### Records provided
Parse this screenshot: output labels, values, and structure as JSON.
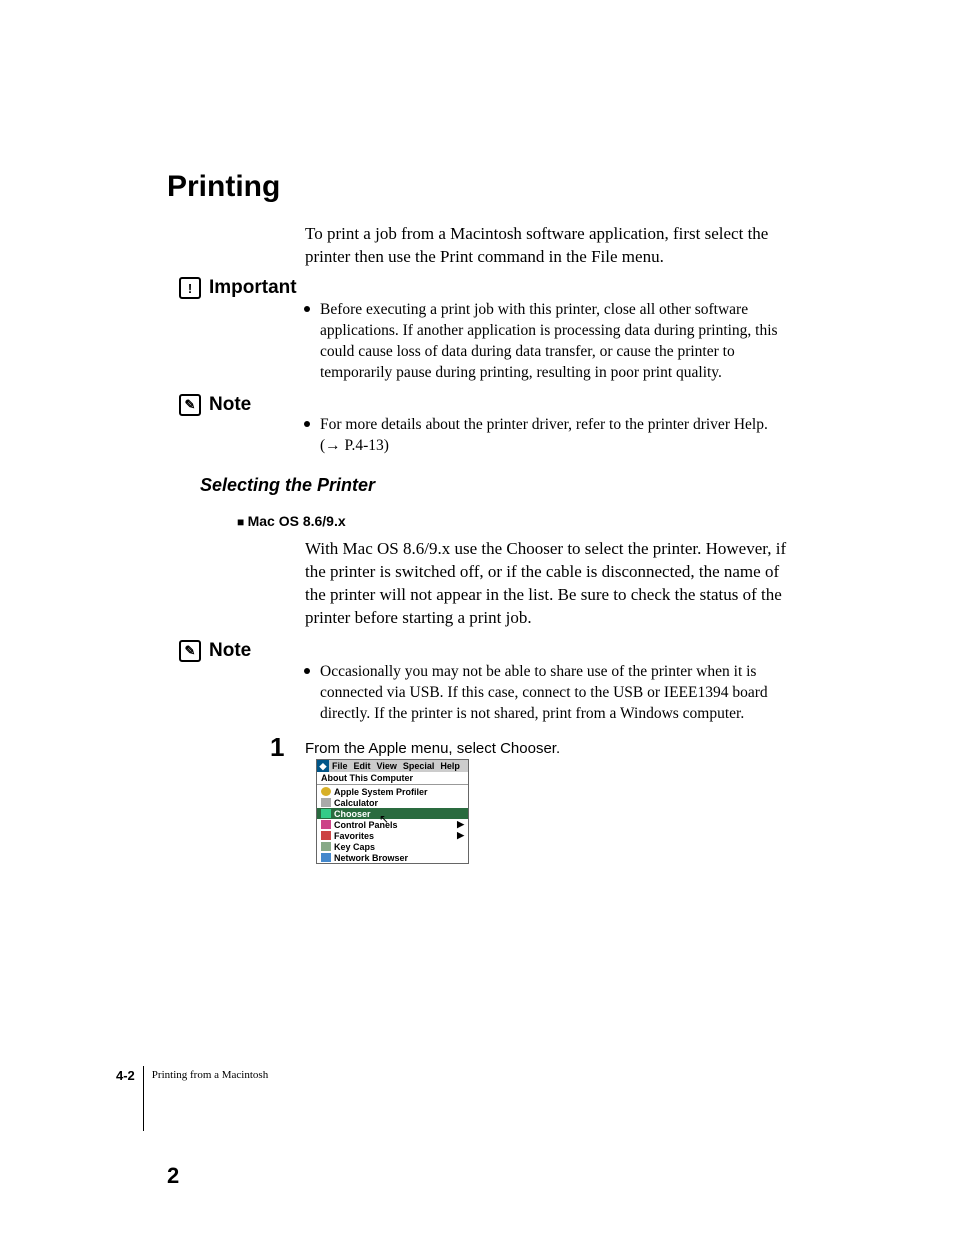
{
  "heading1": "Printing",
  "intro": "To print a job from a Macintosh software application, first select the printer then use the Print command in the File menu.",
  "callouts": {
    "important": "Important",
    "note": "Note"
  },
  "bullets": {
    "important1": "Before executing a print job with this printer, close all other software applications. If another application is processing data during printing, this could cause loss of data during data transfer, or cause the printer to temporarily pause during printing, resulting in poor print quality.",
    "note1_line": "For more details about the printer driver, refer to the printer driver Help.",
    "note1_ref": "(→ P.4-13)",
    "note2": "Occasionally you may not be able to share use of the printer when it is connected via USB. If this case, connect to the USB or IEEE1394 board directly. If the printer is not shared, print from a Windows computer."
  },
  "subheading": "Selecting the Printer",
  "subsub": "Mac OS 8.6/9.x",
  "body2": "With Mac OS 8.6/9.x use the Chooser to select the printer. However, if the printer is switched off, or if the cable is disconnected, the name of the printer will not appear in the list. Be sure to check the status of the printer before starting a print job.",
  "step": {
    "num": "1",
    "text": "From the Apple menu, select Chooser."
  },
  "applemenu": {
    "menubar": [
      "File",
      "Edit",
      "View",
      "Special",
      "Help"
    ],
    "items": [
      {
        "label": "About This Computer",
        "sep_after": true
      },
      {
        "label": "Apple System Profiler",
        "icon": "ic-gear"
      },
      {
        "label": "Calculator",
        "icon": "ic-calc"
      },
      {
        "label": "Chooser",
        "icon": "ic-ch",
        "selected": true
      },
      {
        "label": "Control Panels",
        "icon": "ic-cp",
        "arrow": true
      },
      {
        "label": "Favorites",
        "icon": "ic-fav",
        "arrow": true
      },
      {
        "label": "Key Caps",
        "icon": "ic-key"
      },
      {
        "label": "Network Browser",
        "icon": "ic-net"
      }
    ]
  },
  "footer": {
    "pagenum": "4-2",
    "chapter": "Printing from a Macintosh"
  },
  "bignum": "2"
}
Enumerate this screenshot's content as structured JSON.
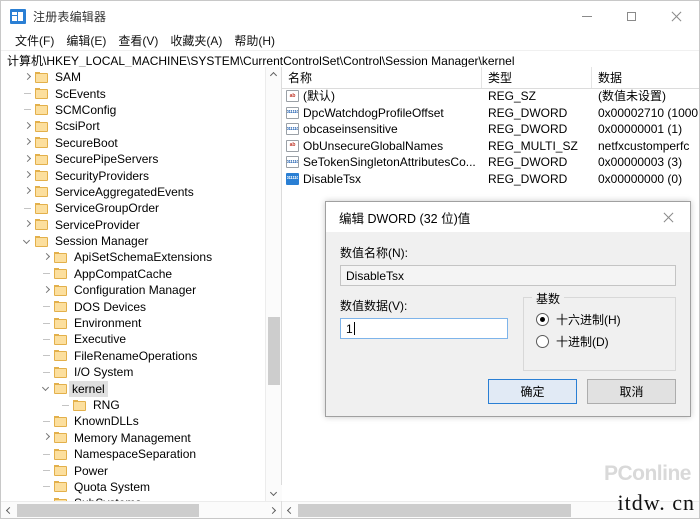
{
  "window": {
    "title": "注册表编辑器",
    "icon": "registry-editor-icon",
    "minimize_label": "最小化",
    "maximize_label": "最大化",
    "close_label": "关闭"
  },
  "menubar": {
    "items": [
      {
        "label": "文件(F)"
      },
      {
        "label": "编辑(E)"
      },
      {
        "label": "查看(V)"
      },
      {
        "label": "收藏夹(A)"
      },
      {
        "label": "帮助(H)"
      }
    ]
  },
  "address": {
    "path": "计算机\\HKEY_LOCAL_MACHINE\\SYSTEM\\CurrentControlSet\\Control\\Session Manager\\kernel"
  },
  "tree": {
    "nodes": [
      {
        "label": "SAM",
        "indent": 0,
        "twist": "collapsed",
        "selected": false
      },
      {
        "label": "ScEvents",
        "indent": 0,
        "twist": "none",
        "selected": false
      },
      {
        "label": "SCMConfig",
        "indent": 0,
        "twist": "none",
        "selected": false
      },
      {
        "label": "ScsiPort",
        "indent": 0,
        "twist": "collapsed",
        "selected": false
      },
      {
        "label": "SecureBoot",
        "indent": 0,
        "twist": "collapsed",
        "selected": false
      },
      {
        "label": "SecurePipeServers",
        "indent": 0,
        "twist": "collapsed",
        "selected": false
      },
      {
        "label": "SecurityProviders",
        "indent": 0,
        "twist": "collapsed",
        "selected": false
      },
      {
        "label": "ServiceAggregatedEvents",
        "indent": 0,
        "twist": "collapsed",
        "selected": false
      },
      {
        "label": "ServiceGroupOrder",
        "indent": 0,
        "twist": "none",
        "selected": false
      },
      {
        "label": "ServiceProvider",
        "indent": 0,
        "twist": "collapsed",
        "selected": false
      },
      {
        "label": "Session Manager",
        "indent": 0,
        "twist": "expanded",
        "selected": false
      },
      {
        "label": "ApiSetSchemaExtensions",
        "indent": 1,
        "twist": "collapsed",
        "selected": false
      },
      {
        "label": "AppCompatCache",
        "indent": 1,
        "twist": "none",
        "selected": false
      },
      {
        "label": "Configuration Manager",
        "indent": 1,
        "twist": "collapsed",
        "selected": false
      },
      {
        "label": "DOS Devices",
        "indent": 1,
        "twist": "none",
        "selected": false
      },
      {
        "label": "Environment",
        "indent": 1,
        "twist": "none",
        "selected": false
      },
      {
        "label": "Executive",
        "indent": 1,
        "twist": "none",
        "selected": false
      },
      {
        "label": "FileRenameOperations",
        "indent": 1,
        "twist": "none",
        "selected": false
      },
      {
        "label": "I/O System",
        "indent": 1,
        "twist": "none",
        "selected": false
      },
      {
        "label": "kernel",
        "indent": 1,
        "twist": "expanded",
        "selected": true
      },
      {
        "label": "RNG",
        "indent": 2,
        "twist": "none",
        "selected": false
      },
      {
        "label": "KnownDLLs",
        "indent": 1,
        "twist": "none",
        "selected": false
      },
      {
        "label": "Memory Management",
        "indent": 1,
        "twist": "collapsed",
        "selected": false
      },
      {
        "label": "NamespaceSeparation",
        "indent": 1,
        "twist": "none",
        "selected": false
      },
      {
        "label": "Power",
        "indent": 1,
        "twist": "none",
        "selected": false
      },
      {
        "label": "Quota System",
        "indent": 1,
        "twist": "none",
        "selected": false
      },
      {
        "label": "SubSystems",
        "indent": 1,
        "twist": "none",
        "selected": false
      }
    ]
  },
  "list": {
    "columns": [
      {
        "label": "名称"
      },
      {
        "label": "类型"
      },
      {
        "label": "数据"
      }
    ],
    "rows": [
      {
        "name": "(默认)",
        "type": "REG_SZ",
        "data": "(数值未设置)",
        "icon": "string-value-icon",
        "selected": false
      },
      {
        "name": "DpcWatchdogProfileOffset",
        "type": "REG_DWORD",
        "data": "0x00002710 (1000",
        "icon": "dword-value-icon",
        "selected": false
      },
      {
        "name": "obcaseinsensitive",
        "type": "REG_DWORD",
        "data": "0x00000001 (1)",
        "icon": "dword-value-icon",
        "selected": false
      },
      {
        "name": "ObUnsecureGlobalNames",
        "type": "REG_MULTI_SZ",
        "data": "netfxcustomperfc",
        "icon": "string-value-icon",
        "selected": false
      },
      {
        "name": "SeTokenSingletonAttributesCo...",
        "type": "REG_DWORD",
        "data": "0x00000003 (3)",
        "icon": "dword-value-icon",
        "selected": false
      },
      {
        "name": "DisableTsx",
        "type": "REG_DWORD",
        "data": "0x00000000 (0)",
        "icon": "dword-value-icon",
        "selected": true
      }
    ]
  },
  "dialog": {
    "title": "编辑 DWORD (32 位)值",
    "close_label": "关闭",
    "name_label": "数值名称(N):",
    "name_value": "DisableTsx",
    "data_label": "数值数据(V):",
    "data_value": "1",
    "base_legend": "基数",
    "base_options": [
      {
        "label": "十六进制(H)",
        "selected": true
      },
      {
        "label": "十进制(D)",
        "selected": false
      }
    ],
    "ok_label": "确定",
    "cancel_label": "取消"
  },
  "watermark": {
    "primary": "PConline",
    "secondary": "itdw. cn"
  },
  "icons": {
    "string_value_glyph": "ab",
    "dword_value_glyph_top": "011",
    "dword_value_glyph_bottom": "110"
  },
  "colors": {
    "accent": "#2a7fd4",
    "selection": "#e0e0e0",
    "dialog_bg": "#f0f0f0",
    "string_icon": "#c0392b",
    "dword_icon": "#1f5fb0"
  }
}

### Work instructions
Show each line of the listing that holds the string "Control".

### Exercise response
        "label": "Control Panels",
    "path": "计算机\\HKEY_LOCAL_MACHINE\\SYSTEM\\CurrentControlSet\\Control\\Session Manager\\kernel"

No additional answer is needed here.